----- MATERIAL FOR THIS TASK -----

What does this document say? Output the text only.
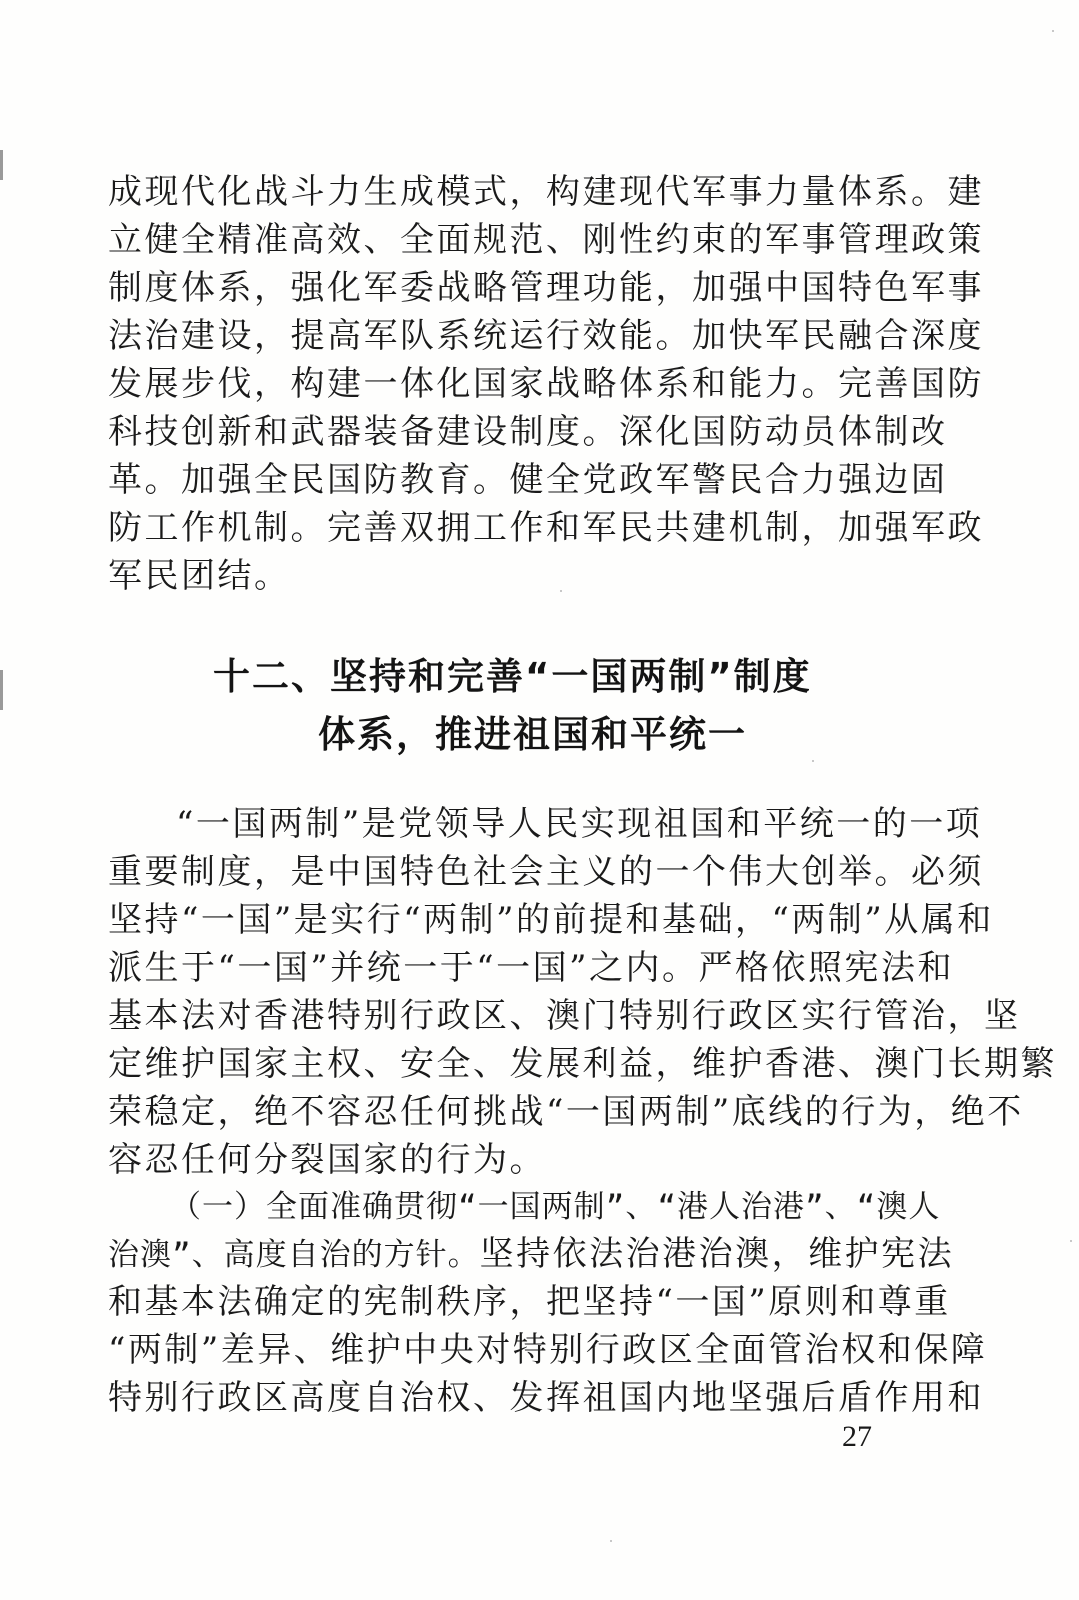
成现代化战斗力生成模式，构建现代军事力量体系。建
立健全精准高效、全面规范、刚性约束的军事管理政策
制度体系，强化军委战略管理功能，加强中国特色军事
法治建设，提高军队系统运行效能。加快军民融合深度
发展步伐，构建一体化国家战略体系和能力。完善国防
科技创新和武器装备建设制度。深化国防动员体制改
革。加强全民国防教育。健全党政军警民合力强边固
防工作机制。完善双拥工作和军民共建机制，加强军政
军民团结。
十二、坚持和完善“一国两制”制度
体系，推进祖国和平统一
“一国两制”是党领导人民实现祖国和平统一的一项
重要制度，是中国特色社会主义的一个伟大创举。必须
坚持“一国”是实行“两制”的前提和基础，“两制”从属和
派生于“一国”并统一于“一国”之内。严格依照宪法和
基本法对香港特别行政区、澳门特别行政区实行管治，坚
定维护国家主权、安全、发展利益，维护香港、澳门长期繁
荣稳定，绝不容忍任何挑战“一国两制”底线的行为，绝不
容忍任何分裂国家的行为。
（一）全面准确贯彻“一国两制”、“港人治港”、“澳人
治澳”、高度自治的方针。坚持依法治港治澳，维护宪法
和基本法确定的宪制秩序，把坚持“一国”原则和尊重
“两制”差异、维护中央对特别行政区全面管治权和保障
特别行政区高度自治权、发挥祖国内地坚强后盾作用和
27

-----

OBJECTIVE:
The records above are to be reproduced exactly; the pictures are to be left out.

SOLUTION:
What does this document say? Output the text only.
成现代化战斗力生成模式，构建现代军事力量体系。建
立健全精准高效、全面规范、刚性约束的军事管理政策
制度体系，强化军委战略管理功能，加强中国特色军事
法治建设，提高军队系统运行效能。加快军民融合深度
发展步伐，构建一体化国家战略体系和能力。完善国防
科技创新和武器装备建设制度。深化国防动员体制改
革。加强全民国防教育。健全党政军警民合力强边固
防工作机制。完善双拥工作和军民共建机制，加强军政
军民团结。
十二、坚持和完善“一国两制”制度
体系，推进祖国和平统一
“一国两制”是党领导人民实现祖国和平统一的一项
重要制度，是中国特色社会主义的一个伟大创举。必须
坚持“一国”是实行“两制”的前提和基础，“两制”从属和
派生于“一国”并统一于“一国”之内。严格依照宪法和
基本法对香港特别行政区、澳门特别行政区实行管治，坚
定维护国家主权、安全、发展利益，维护香港、澳门长期繁
荣稳定，绝不容忍任何挑战“一国两制”底线的行为，绝不
容忍任何分裂国家的行为。
（一）全面准确贯彻“一国两制”、“港人治港”、“澳人
治澳”、高度自治的方针。坚持依法治港治澳，维护宪法
和基本法确定的宪制秩序，把坚持“一国”原则和尊重
“两制”差异、维护中央对特别行政区全面管治权和保障
特别行政区高度自治权、发挥祖国内地坚强后盾作用和
27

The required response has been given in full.